Written problem
Filter out everything except lines holding "Antal".

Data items
════════════════

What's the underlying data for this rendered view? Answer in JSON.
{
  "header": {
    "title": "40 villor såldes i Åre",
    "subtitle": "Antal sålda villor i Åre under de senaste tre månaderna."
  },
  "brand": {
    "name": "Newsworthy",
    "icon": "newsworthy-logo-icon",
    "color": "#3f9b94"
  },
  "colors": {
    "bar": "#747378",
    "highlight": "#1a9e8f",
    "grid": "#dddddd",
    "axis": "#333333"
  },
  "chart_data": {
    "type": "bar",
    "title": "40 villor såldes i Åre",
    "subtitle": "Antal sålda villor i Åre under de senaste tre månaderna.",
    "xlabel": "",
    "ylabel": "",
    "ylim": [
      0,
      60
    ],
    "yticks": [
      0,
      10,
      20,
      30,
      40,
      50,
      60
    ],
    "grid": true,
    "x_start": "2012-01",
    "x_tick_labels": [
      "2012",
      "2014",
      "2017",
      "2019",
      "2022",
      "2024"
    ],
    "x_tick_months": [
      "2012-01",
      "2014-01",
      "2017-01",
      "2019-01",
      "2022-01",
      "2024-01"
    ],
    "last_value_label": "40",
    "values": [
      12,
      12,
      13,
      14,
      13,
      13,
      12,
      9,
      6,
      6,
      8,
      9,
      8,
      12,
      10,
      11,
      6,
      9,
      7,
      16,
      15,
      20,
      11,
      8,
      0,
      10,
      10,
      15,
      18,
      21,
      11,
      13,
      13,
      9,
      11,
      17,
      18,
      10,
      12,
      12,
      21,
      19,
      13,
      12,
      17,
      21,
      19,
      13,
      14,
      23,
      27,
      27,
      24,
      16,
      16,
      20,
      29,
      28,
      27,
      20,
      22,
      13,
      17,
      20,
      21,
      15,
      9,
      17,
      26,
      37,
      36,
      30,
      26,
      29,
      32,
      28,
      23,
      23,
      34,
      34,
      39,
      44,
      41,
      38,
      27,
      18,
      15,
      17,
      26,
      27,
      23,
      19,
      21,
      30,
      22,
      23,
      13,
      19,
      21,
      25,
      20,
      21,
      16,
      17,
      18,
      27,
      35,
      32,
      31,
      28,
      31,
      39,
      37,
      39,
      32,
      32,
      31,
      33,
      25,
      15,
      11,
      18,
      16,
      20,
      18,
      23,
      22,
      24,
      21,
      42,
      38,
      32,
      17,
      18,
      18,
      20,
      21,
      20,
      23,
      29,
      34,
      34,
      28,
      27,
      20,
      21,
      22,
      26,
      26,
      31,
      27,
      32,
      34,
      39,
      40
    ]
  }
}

════════════════

Exercise response
    "subtitle": "Antal sålda villor i Åre under de senaste tre månaderna."
    "subtitle": "Antal sålda villor i Åre under de senaste tre månaderna.",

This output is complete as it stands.